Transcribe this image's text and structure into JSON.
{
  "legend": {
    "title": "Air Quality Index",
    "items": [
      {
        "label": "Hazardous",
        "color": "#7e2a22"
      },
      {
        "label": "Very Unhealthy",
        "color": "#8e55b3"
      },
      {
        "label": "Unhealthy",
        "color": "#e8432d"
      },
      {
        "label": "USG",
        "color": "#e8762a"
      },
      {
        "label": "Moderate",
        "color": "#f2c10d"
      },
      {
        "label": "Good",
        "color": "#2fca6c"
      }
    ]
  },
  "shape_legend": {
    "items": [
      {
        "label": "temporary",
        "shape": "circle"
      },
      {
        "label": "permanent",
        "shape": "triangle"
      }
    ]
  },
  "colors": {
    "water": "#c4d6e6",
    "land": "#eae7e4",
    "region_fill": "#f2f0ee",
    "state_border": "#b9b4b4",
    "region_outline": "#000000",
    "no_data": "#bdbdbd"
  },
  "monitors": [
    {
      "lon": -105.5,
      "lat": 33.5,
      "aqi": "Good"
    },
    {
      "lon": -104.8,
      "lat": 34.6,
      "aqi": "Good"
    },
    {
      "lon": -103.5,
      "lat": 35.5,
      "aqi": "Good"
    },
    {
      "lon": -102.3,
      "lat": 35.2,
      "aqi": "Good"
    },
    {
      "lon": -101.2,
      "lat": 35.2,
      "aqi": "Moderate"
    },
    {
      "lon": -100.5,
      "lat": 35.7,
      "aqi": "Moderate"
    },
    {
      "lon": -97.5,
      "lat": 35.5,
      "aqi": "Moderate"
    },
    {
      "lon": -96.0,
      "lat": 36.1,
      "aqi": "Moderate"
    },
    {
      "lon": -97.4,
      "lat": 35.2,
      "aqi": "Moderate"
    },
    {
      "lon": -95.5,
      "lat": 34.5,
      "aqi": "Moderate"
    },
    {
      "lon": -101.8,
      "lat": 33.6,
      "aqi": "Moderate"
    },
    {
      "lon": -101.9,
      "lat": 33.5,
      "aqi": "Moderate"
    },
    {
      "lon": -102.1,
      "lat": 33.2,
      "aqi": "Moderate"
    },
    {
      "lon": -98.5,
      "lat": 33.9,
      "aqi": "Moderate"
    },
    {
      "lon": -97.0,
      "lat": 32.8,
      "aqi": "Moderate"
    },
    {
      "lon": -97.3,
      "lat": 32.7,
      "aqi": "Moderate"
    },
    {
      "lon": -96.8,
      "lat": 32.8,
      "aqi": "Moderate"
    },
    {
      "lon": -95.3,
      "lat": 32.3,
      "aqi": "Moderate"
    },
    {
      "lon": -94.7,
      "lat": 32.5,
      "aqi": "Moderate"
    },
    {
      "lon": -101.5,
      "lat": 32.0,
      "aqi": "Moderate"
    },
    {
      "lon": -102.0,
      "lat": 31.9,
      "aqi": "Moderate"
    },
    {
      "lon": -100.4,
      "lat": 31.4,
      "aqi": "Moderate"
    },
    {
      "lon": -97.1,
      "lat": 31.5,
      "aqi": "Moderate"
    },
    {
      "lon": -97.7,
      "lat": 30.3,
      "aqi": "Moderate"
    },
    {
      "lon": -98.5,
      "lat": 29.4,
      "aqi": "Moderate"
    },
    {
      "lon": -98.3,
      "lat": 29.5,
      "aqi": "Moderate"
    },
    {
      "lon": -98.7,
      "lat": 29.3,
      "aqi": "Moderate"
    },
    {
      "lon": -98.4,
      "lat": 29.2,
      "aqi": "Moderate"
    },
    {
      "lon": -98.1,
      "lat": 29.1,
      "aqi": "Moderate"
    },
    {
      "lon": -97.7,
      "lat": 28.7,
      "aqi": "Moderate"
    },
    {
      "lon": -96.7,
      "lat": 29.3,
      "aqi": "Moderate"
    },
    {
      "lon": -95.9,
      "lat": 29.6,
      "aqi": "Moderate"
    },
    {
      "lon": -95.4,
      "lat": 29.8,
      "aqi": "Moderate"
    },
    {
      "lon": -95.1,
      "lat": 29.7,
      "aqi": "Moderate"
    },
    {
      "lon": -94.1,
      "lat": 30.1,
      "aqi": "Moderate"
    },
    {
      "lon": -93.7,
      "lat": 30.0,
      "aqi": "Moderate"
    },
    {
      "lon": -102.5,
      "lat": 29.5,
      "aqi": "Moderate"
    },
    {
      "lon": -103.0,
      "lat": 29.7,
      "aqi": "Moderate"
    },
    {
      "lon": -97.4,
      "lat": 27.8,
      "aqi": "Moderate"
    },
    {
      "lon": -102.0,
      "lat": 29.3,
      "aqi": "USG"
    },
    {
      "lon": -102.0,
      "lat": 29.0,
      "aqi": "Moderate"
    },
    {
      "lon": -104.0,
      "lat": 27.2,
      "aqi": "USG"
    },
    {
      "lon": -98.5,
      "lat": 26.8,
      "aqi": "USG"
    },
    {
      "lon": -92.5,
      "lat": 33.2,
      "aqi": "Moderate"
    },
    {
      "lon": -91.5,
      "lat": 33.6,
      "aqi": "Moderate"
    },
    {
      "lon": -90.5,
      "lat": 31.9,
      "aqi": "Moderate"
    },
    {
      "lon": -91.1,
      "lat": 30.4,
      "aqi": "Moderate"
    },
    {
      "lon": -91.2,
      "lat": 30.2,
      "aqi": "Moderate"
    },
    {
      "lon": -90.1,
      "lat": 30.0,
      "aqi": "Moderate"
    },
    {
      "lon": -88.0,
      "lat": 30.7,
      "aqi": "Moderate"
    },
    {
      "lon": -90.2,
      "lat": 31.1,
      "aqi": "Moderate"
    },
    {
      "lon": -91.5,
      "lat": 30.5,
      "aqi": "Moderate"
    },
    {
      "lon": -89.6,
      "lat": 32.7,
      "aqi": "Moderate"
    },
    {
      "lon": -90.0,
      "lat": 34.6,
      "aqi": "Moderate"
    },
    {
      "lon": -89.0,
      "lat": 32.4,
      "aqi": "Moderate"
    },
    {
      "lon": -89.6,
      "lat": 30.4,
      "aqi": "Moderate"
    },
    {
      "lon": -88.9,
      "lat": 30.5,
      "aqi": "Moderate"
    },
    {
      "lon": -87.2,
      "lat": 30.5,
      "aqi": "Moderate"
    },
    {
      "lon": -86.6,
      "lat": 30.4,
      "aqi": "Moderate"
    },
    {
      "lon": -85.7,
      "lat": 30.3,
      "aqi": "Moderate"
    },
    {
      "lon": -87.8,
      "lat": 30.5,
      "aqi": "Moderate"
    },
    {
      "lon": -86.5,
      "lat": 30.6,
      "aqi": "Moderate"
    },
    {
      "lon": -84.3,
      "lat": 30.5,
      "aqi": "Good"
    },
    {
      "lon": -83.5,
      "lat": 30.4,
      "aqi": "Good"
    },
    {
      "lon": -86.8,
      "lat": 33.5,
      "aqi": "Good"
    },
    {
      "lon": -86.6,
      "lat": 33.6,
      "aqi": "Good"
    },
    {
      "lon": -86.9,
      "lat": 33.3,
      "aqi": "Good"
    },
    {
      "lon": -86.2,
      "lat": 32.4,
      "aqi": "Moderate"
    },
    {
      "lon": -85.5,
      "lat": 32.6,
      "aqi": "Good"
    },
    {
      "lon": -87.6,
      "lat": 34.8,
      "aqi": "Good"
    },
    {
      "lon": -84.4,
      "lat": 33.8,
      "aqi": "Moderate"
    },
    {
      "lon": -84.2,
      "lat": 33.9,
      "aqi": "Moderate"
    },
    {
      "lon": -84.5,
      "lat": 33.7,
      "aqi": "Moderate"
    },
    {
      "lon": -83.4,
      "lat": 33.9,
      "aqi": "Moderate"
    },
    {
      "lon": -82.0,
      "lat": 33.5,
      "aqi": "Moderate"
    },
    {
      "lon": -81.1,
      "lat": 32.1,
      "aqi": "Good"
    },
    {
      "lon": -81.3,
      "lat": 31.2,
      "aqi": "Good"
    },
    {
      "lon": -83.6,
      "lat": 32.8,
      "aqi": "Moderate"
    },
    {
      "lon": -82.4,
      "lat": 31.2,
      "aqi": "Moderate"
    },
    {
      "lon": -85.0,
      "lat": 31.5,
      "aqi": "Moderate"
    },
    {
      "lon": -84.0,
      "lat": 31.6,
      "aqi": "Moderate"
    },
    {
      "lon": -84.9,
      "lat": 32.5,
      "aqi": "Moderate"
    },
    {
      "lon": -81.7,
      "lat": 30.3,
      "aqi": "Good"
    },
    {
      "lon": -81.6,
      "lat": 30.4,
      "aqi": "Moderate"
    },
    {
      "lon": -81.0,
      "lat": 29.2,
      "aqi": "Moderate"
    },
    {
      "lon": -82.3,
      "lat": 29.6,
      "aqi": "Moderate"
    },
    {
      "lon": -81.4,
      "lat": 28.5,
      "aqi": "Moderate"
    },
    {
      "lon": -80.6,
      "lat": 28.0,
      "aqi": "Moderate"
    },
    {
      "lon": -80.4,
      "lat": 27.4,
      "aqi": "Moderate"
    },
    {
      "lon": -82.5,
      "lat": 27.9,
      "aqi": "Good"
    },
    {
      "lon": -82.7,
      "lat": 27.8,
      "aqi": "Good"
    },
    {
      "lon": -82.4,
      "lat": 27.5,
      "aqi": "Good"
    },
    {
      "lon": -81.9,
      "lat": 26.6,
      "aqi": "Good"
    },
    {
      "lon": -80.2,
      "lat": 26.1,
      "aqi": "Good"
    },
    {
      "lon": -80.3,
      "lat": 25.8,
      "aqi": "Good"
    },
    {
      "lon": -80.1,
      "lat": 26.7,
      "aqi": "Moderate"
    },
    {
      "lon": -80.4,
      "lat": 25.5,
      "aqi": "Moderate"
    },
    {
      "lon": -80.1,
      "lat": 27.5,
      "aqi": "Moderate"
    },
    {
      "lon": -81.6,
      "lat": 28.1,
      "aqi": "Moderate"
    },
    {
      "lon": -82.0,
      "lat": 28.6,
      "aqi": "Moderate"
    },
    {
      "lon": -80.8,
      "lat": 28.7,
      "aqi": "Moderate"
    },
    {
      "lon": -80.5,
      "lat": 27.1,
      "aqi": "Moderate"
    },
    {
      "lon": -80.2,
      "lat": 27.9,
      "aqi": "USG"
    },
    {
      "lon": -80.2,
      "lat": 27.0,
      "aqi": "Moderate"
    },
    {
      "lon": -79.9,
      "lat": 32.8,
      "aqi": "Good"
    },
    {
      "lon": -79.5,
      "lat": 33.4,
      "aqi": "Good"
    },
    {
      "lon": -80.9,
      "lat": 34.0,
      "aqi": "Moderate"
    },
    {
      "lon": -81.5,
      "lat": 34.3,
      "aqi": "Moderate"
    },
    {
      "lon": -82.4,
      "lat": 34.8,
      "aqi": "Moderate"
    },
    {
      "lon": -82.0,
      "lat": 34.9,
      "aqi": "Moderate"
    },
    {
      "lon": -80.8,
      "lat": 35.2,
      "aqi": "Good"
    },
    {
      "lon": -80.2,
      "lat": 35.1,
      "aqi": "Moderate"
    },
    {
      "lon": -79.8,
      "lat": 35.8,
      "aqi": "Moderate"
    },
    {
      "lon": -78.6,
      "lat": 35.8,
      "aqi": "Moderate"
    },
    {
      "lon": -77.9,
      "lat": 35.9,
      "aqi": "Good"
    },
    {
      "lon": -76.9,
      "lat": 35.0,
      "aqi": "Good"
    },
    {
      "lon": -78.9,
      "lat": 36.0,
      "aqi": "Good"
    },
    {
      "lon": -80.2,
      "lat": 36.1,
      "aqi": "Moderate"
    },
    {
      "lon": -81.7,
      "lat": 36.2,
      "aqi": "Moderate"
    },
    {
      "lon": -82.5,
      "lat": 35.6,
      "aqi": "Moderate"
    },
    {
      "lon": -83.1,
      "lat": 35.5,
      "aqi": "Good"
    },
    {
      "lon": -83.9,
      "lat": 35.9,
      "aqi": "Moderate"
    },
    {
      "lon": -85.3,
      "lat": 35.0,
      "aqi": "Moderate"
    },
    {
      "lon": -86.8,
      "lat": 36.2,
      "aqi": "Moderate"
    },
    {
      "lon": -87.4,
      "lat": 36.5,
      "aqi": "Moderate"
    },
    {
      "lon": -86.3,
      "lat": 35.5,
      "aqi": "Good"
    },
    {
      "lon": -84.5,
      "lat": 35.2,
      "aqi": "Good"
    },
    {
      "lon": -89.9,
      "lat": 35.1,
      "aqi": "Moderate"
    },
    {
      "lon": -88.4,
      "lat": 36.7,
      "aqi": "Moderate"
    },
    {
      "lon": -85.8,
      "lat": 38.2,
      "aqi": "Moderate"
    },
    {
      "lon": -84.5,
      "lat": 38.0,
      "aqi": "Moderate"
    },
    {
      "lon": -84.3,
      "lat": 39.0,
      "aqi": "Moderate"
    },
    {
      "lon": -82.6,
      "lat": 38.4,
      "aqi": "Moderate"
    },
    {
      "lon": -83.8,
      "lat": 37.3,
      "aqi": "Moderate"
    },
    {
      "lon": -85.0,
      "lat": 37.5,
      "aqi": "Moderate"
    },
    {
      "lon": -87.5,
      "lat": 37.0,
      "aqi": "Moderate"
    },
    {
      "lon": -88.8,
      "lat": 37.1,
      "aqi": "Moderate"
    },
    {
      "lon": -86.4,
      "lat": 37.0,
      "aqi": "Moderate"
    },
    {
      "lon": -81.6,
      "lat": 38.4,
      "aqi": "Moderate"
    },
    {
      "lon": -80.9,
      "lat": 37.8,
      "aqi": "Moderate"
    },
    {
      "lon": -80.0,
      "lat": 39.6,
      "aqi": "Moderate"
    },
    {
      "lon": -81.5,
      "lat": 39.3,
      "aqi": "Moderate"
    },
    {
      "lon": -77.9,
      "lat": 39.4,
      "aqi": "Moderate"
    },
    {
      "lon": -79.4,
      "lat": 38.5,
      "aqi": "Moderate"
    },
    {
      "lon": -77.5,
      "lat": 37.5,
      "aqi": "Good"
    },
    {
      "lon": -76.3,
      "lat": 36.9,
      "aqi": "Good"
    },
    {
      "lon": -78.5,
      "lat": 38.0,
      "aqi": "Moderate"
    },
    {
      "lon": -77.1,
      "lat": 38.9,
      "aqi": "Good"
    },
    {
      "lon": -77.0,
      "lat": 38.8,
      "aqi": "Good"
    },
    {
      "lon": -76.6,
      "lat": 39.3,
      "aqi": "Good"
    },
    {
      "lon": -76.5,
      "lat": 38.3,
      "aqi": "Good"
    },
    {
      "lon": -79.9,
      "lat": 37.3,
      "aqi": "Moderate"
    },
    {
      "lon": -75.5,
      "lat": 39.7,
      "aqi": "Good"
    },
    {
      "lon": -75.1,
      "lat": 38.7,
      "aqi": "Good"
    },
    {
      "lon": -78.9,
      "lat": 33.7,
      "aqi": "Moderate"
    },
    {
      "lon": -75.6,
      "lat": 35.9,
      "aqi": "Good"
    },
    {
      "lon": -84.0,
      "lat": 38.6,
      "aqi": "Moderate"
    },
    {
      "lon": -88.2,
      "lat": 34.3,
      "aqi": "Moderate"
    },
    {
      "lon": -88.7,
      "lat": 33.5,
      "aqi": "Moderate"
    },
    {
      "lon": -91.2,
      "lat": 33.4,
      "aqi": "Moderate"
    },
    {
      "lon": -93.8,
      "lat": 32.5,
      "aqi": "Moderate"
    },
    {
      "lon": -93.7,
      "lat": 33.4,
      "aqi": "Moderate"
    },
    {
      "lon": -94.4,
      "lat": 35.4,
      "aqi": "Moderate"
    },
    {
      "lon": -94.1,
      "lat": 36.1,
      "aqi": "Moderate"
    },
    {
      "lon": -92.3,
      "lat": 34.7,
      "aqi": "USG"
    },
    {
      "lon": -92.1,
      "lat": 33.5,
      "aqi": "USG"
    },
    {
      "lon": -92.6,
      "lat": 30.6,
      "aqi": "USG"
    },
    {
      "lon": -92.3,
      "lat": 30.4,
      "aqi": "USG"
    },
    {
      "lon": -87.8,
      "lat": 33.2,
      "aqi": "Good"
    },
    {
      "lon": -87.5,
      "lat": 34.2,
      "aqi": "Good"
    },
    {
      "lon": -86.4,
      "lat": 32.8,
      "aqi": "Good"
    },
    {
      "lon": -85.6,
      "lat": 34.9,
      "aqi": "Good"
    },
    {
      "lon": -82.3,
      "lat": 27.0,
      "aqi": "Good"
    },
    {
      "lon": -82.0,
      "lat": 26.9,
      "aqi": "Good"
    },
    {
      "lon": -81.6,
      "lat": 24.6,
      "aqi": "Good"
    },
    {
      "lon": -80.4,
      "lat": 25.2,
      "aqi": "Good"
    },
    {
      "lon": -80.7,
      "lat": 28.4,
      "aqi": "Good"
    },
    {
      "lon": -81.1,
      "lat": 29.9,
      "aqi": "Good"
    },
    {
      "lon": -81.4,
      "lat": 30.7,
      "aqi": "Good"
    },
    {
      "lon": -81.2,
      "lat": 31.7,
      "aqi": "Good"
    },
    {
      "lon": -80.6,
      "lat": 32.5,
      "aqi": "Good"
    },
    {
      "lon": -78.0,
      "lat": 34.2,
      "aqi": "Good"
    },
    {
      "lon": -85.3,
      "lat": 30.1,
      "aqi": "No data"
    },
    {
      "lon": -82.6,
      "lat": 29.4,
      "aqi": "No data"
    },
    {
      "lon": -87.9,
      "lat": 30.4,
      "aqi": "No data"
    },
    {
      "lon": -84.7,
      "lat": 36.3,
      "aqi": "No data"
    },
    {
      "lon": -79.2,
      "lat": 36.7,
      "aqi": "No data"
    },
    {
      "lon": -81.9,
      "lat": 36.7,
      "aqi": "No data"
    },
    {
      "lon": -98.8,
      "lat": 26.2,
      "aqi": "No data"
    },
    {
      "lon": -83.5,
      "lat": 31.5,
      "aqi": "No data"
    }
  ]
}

+ + + +

WORK TO COMPLETE: Show every line of the listing in which the string "Unhealthy" can be found.

FINAL ANSWER:
        "label": "Very Unhealthy",
        "label": "Unhealthy",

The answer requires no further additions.